[Saved entries]
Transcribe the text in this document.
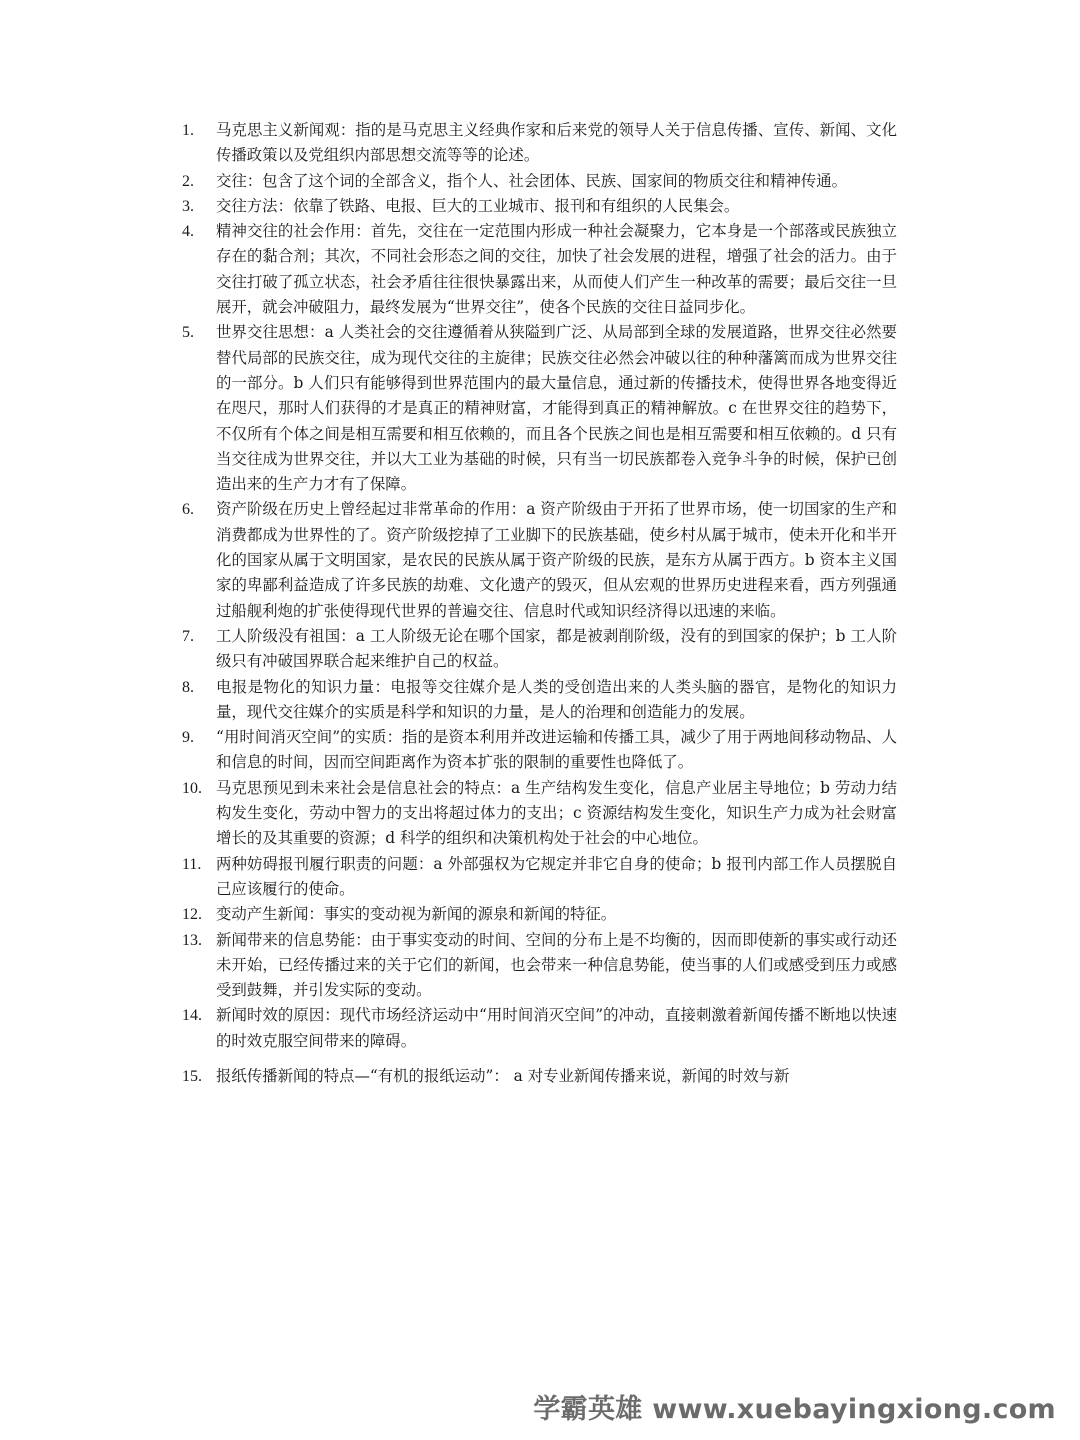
1.	马克思主义新闻观：指的是马克思主义经典作家和后来党的领导人关于信息传播、宣传、新闻、文化传播政策以及党组织内部思想交流等等的论述。
2.	交往：包含了这个词的全部含义，指个人、社会团体、民族、国家间的物质交往和精神传通。
3.	交往方法：依靠了铁路、电报、巨大的工业城市、报刊和有组织的人民集会。
4.	精神交往的社会作用：首先，交往在一定范围内形成一种社会凝聚力，它本身是一个部落或民族独立存在的黏合剂；其次，不同社会形态之间的交往，加快了社会发展的进程，增强了社会的活力。由于交往打破了孤立状态，社会矛盾往往很快暴露出来，从而使人们产生一种改革的需要；最后交往一旦展开，就会冲破阻力，最终发展为“世界交往”，使各个民族的交往日益同步化。
5.	世界交往思想：a 人类社会的交往遵循着从狭隘到广泛、从局部到全球的发展道路，世界交往必然要替代局部的民族交往，成为现代交往的主旋律；民族交往必然会冲破以往的种种藩篱而成为世界交往的一部分。b 人们只有能够得到世界范围内的最大量信息，通过新的传播技术，使得世界各地变得近在咫尺，那时人们获得的才是真正的精神财富，才能得到真正的精神解放。c 在世界交往的趋势下，不仅所有个体之间是相互需要和相互依赖的，而且各个民族之间也是相互需要和相互依赖的。d 只有当交往成为世界交往，并以大工业为基础的时候，只有当一切民族都卷入竞争斗争的时候，保护已创造出来的生产力才有了保障。
6.	资产阶级在历史上曾经起过非常革命的作用：a 资产阶级由于开拓了世界市场，使一切国家的生产和消费都成为世界性的了。资产阶级挖掉了工业脚下的民族基础，使乡村从属于城市，使未开化和半开化的国家从属于文明国家，是农民的民族从属于资产阶级的民族，是东方从属于西方。b 资本主义国家的卑鄙利益造成了许多民族的劫难、文化遗产的毁灭，但从宏观的世界历史进程来看，西方列强通过船舰利炮的扩张使得现代世界的普遍交往、信息时代或知识经济得以迅速的来临。
7.	工人阶级没有祖国：a 工人阶级无论在哪个国家，都是被剥削阶级，没有的到国家的保护；b 工人阶级只有冲破国界联合起来维护自己的权益。
8.	电报是物化的知识力量：电报等交往媒介是人类的受创造出来的人类头脑的器官，是物化的知识力量，现代交往媒介的实质是科学和知识的力量，是人的治理和创造能力的发展。
9.	“用时间消灭空间”的实质：指的是资本利用并改进运输和传播工具，减少了用于两地间移动物品、人和信息的时间，因而空间距离作为资本扩张的限制的重要性也降低了。
10. 马克思预见到未来社会是信息社会的特点：a 生产结构发生变化，信息产业居主导地位；b 劳动力结构发生变化，劳动中智力的支出将超过体力的支出；c 资源结构发生变化，知识生产力成为社会财富增长的及其重要的资源；d 科学的组织和决策机构处于社会的中心地位。
11. 两种妨碍报刊履行职责的问题：a 外部强权为它规定并非它自身的使命；b 报刊内部工作人员摆脱自己应该履行的使命。
12. 变动产生新闻：事实的变动视为新闻的源泉和新闻的特征。
13. 新闻带来的信息势能：由于事实变动的时间、空间的分布上是不均衡的，因而即使新的事实或行动还未开始，已经传播过来的关于它们的新闻，也会带来一种信息势能，使当事的人们或感受到压力或感受到鼓舞，并引发实际的变动。
14. 新闻时效的原因：现代市场经济运动中“用时间消灭空间”的冲动，直接刺激着新闻传播不断地以快速的时效克服空间带来的障碍。
15. 报纸传播新闻的特点—“有机的报纸运动”： a 对专业新闻传播来说，新闻的时效与新
学霸英雄 www.xuebayingxiong.com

• Requirement: The records above are to be quoted exactly, with all pictures left out.

• Exercise solution:
Transcribe the text in this document.
1.	马克思主义新闻观：指的是马克思主义经典作家和后来党的领导人关于信息传播、宣传、新闻、文化传播政策以及党组织内部思想交流等等的论述。
2.	交往：包含了这个词的全部含义，指个人、社会团体、民族、国家间的物质交往和精神传通。
3.	交往方法：依靠了铁路、电报、巨大的工业城市、报刊和有组织的人民集会。
4.	精神交往的社会作用：首先，交往在一定范围内形成一种社会凝聚力，它本身是一个部落或民族独立存在的黏合剂；其次，不同社会形态之间的交往，加快了社会发展的进程，增强了社会的活力。由于交往打破了孤立状态，社会矛盾往往很快暴露出来，从而使人们产生一种改革的需要；最后交往一旦展开，就会冲破阻力，最终发展为“世界交往”，使各个民族的交往日益同步化。
5.	世界交往思想：a 人类社会的交往遵循着从狭隘到广泛、从局部到全球的发展道路，世界交往必然要替代局部的民族交往，成为现代交往的主旋律；民族交往必然会冲破以往的种种藩篱而成为世界交往的一部分。b 人们只有能够得到世界范围内的最大量信息，通过新的传播技术，使得世界各地变得近在咫尺，那时人们获得的才是真正的精神财富，才能得到真正的精神解放。c 在世界交往的趋势下，不仅所有个体之间是相互需要和相互依赖的，而且各个民族之间也是相互需要和相互依赖的。d 只有当交往成为世界交往，并以大工业为基础的时候，只有当一切民族都卷入竞争斗争的时候，保护已创造出来的生产力才有了保障。
6.	资产阶级在历史上曾经起过非常革命的作用：a 资产阶级由于开拓了世界市场，使一切国家的生产和消费都成为世界性的了。资产阶级挖掉了工业脚下的民族基础，使乡村从属于城市，使未开化和半开化的国家从属于文明国家，是农民的民族从属于资产阶级的民族，是东方从属于西方。b 资本主义国家的卑鄙利益造成了许多民族的劫难、文化遗产的毁灭，但从宏观的世界历史进程来看，西方列强通过船舰利炮的扩张使得现代世界的普遍交往、信息时代或知识经济得以迅速的来临。
7.	工人阶级没有祖国：a 工人阶级无论在哪个国家，都是被剥削阶级，没有的到国家的保护；b 工人阶级只有冲破国界联合起来维护自己的权益。
8.	电报是物化的知识力量：电报等交往媒介是人类的受创造出来的人类头脑的器官，是物化的知识力量，现代交往媒介的实质是科学和知识的力量，是人的治理和创造能力的发展。
9.	“用时间消灭空间”的实质：指的是资本利用并改进运输和传播工具，减少了用于两地间移动物品、人和信息的时间，因而空间距离作为资本扩张的限制的重要性也降低了。
10. 马克思预见到未来社会是信息社会的特点：a 生产结构发生变化，信息产业居主导地位；b 劳动力结构发生变化，劳动中智力的支出将超过体力的支出；c 资源结构发生变化，知识生产力成为社会财富增长的及其重要的资源；d 科学的组织和决策机构处于社会的中心地位。
11. 两种妨碍报刊履行职责的问题：a 外部强权为它规定并非它自身的使命；b 报刊内部工作人员摆脱自己应该履行的使命。
12. 变动产生新闻：事实的变动视为新闻的源泉和新闻的特征。
13. 新闻带来的信息势能：由于事实变动的时间、空间的分布上是不均衡的，因而即使新的事实或行动还未开始，已经传播过来的关于它们的新闻，也会带来一种信息势能，使当事的人们或感受到压力或感受到鼓舞，并引发实际的变动。
14. 新闻时效的原因：现代市场经济运动中“用时间消灭空间”的冲动，直接刺激着新闻传播不断地以快速的时效克服空间带来的障碍。
15. 报纸传播新闻的特点—“有机的报纸运动”： a 对专业新闻传播来说，新闻的时效与新
学霸英雄 www.xuebayingxiong.com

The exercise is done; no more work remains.